**EXERCISE DIRECTIONS:**
Pick out the lines below that include the string "technika".

-- Begin RECORD EXTRACTS --

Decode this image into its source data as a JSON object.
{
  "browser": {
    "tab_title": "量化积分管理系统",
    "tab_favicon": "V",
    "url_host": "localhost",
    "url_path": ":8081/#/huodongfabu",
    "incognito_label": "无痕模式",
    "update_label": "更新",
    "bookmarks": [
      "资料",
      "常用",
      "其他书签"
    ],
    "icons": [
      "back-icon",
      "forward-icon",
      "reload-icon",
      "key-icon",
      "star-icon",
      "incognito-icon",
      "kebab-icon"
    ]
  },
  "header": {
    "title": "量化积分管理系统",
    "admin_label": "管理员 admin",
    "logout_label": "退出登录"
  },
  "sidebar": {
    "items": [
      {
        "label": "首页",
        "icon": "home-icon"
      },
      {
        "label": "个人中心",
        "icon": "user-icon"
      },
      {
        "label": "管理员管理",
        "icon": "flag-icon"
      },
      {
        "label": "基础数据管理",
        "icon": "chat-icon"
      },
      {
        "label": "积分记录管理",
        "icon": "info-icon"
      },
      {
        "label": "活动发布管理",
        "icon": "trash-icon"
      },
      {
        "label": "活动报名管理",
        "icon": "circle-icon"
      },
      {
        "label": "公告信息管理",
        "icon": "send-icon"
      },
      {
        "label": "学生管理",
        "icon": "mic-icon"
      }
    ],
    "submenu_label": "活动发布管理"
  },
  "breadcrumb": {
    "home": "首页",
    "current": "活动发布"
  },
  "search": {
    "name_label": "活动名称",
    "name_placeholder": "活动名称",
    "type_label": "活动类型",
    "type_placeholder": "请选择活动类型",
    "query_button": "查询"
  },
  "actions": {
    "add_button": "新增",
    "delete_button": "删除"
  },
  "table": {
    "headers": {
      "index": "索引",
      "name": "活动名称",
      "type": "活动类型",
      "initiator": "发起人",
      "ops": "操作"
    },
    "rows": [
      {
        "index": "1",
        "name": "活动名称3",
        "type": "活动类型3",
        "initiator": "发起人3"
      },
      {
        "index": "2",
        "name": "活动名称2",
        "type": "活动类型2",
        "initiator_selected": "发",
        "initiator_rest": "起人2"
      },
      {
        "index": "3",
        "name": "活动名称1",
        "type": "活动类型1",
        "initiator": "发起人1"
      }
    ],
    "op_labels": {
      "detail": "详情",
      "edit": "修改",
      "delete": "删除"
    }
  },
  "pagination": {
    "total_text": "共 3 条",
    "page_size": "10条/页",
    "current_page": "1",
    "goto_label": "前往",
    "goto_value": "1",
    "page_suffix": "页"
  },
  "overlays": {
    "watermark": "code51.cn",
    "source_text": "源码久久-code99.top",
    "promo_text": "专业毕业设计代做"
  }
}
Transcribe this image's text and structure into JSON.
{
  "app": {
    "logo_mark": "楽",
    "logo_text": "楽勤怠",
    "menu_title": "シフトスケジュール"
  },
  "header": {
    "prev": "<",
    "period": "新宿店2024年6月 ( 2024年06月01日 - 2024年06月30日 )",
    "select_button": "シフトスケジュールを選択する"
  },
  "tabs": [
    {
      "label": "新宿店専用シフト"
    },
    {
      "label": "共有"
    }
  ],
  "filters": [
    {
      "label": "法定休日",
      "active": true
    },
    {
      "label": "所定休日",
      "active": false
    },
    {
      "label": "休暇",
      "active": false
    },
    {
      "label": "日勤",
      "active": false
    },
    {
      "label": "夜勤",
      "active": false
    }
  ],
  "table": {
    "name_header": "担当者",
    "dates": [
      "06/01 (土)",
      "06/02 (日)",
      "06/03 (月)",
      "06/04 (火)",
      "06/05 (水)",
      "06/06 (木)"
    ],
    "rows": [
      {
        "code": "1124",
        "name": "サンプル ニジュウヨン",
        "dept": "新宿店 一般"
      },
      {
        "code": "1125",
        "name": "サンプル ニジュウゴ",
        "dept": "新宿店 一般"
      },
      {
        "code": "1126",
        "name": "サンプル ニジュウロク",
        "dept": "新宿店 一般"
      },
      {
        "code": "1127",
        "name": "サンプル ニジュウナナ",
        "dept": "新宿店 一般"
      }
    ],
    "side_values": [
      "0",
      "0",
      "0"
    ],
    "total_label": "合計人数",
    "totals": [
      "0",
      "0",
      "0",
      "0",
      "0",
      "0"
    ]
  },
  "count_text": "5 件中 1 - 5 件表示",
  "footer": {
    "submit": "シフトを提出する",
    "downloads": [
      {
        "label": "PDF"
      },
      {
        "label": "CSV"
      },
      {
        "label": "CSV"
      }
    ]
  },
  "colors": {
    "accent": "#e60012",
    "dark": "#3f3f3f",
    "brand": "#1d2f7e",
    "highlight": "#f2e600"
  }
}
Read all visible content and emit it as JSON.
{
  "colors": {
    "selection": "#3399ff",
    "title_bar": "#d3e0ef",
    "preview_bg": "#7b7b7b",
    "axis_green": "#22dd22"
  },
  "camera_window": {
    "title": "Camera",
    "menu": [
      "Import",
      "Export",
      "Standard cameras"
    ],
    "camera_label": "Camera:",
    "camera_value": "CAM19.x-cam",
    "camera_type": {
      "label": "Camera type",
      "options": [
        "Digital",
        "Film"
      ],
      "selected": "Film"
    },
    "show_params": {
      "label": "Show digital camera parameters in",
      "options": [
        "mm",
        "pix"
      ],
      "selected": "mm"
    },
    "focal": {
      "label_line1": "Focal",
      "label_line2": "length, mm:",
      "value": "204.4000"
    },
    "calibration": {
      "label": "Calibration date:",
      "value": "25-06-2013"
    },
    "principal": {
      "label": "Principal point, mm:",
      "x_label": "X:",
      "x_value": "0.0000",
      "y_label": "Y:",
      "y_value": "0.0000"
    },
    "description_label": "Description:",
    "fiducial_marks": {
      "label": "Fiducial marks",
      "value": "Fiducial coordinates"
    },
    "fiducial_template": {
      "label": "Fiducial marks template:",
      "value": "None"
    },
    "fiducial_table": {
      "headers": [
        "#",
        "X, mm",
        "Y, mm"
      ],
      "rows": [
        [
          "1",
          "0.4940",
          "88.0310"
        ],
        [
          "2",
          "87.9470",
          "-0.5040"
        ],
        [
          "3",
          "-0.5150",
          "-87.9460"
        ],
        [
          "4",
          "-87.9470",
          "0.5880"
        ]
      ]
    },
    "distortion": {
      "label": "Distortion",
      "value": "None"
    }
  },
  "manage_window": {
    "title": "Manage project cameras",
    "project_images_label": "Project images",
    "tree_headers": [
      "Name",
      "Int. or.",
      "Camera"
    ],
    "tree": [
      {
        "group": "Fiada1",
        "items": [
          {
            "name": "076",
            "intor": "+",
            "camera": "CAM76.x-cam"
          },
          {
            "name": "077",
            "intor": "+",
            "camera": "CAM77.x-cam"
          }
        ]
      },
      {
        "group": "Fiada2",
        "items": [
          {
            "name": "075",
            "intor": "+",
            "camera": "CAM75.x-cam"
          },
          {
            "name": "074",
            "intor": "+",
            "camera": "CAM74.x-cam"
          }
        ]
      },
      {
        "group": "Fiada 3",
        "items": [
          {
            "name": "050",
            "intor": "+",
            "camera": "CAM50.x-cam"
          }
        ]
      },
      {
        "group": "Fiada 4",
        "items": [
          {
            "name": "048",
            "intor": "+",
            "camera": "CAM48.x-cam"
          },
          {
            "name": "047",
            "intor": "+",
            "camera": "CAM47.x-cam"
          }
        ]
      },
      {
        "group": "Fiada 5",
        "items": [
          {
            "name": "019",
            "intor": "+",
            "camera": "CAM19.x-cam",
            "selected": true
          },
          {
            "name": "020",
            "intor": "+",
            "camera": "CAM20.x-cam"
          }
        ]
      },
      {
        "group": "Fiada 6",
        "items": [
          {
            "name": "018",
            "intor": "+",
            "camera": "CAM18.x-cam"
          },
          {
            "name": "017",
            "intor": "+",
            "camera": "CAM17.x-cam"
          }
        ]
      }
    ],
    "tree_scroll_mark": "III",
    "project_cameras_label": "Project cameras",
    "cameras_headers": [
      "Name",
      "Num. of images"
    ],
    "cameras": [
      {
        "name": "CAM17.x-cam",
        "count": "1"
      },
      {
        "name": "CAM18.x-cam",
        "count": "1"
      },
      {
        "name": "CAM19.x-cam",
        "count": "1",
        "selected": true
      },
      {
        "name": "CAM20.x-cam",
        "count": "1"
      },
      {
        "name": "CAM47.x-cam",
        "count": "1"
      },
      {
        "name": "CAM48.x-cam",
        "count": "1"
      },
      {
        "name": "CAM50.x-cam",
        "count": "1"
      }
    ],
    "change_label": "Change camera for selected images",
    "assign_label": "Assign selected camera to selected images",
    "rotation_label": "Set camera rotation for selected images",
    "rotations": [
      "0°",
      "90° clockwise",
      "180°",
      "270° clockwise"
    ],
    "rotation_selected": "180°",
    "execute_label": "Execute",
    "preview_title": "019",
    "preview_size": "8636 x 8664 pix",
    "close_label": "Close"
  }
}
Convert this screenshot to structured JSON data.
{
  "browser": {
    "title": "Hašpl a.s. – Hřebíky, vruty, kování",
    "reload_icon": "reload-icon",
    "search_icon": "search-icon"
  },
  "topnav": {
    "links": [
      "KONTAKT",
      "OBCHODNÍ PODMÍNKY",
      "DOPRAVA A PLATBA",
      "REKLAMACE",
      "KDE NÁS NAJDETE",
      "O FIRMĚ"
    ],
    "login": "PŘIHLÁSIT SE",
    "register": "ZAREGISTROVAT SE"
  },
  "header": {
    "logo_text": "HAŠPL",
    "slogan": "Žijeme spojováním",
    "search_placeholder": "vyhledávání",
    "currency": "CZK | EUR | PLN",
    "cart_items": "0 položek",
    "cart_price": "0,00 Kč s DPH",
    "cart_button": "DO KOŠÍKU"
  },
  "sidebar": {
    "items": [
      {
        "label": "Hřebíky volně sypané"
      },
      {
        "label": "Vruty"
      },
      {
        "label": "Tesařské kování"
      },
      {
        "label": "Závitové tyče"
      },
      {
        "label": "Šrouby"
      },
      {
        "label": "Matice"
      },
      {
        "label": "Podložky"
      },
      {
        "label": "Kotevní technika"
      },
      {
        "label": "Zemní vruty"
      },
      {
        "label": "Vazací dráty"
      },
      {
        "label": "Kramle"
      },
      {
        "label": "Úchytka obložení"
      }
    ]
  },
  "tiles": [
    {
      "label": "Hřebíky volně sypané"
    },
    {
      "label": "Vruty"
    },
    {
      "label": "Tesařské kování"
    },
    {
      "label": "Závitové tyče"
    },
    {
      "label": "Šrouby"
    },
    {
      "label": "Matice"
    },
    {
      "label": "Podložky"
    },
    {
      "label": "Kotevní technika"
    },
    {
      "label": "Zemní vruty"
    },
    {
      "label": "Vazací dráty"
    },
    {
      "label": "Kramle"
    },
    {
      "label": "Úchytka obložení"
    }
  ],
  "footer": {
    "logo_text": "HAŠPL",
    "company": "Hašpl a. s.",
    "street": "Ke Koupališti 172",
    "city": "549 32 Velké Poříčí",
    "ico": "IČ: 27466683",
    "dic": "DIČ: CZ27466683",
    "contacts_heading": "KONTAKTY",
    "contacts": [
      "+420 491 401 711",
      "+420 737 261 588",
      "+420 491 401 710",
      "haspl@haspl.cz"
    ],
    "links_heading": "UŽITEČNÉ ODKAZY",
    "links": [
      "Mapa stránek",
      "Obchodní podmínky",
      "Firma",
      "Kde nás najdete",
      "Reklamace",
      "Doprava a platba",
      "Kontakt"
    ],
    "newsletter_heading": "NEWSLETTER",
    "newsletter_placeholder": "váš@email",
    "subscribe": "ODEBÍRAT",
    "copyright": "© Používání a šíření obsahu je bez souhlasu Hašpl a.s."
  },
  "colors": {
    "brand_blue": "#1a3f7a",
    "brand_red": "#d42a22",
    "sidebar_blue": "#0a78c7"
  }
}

-- End RECORD EXTRACTS --

**ANSWER:**
        "label": "Kotevní technika"
      "label": "Kotevní technika"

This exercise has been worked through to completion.